Each line of the listing that contains the word "viens" is to be copied.

>> Begin

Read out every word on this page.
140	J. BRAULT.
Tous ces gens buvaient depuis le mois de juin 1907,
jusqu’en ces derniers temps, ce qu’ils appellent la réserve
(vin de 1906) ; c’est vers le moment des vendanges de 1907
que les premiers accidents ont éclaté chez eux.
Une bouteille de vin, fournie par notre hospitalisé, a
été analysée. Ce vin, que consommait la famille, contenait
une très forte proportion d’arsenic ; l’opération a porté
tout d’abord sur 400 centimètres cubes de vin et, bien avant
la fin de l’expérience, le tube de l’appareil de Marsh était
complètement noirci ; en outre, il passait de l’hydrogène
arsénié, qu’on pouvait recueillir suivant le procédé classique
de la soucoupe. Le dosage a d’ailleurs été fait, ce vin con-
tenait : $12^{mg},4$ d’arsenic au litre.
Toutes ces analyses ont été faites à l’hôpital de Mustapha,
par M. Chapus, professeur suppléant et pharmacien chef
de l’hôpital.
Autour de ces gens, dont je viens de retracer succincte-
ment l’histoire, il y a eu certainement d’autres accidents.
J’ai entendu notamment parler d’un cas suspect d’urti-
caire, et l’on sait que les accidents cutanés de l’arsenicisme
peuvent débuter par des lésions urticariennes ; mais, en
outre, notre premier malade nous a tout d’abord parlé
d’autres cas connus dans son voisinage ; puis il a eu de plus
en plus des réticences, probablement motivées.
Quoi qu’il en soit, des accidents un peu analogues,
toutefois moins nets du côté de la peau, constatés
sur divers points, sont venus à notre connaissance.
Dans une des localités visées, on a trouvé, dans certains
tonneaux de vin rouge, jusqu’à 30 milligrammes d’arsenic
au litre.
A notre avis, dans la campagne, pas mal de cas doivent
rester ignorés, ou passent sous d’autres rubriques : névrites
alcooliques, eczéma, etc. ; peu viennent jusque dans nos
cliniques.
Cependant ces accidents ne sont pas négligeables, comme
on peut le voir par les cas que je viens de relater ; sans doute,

>> End

Finished answer:
Autour de ces gens, dont je viens de retracer succincte-
on peut le voir par les cas que je viens de relater ; sans doute,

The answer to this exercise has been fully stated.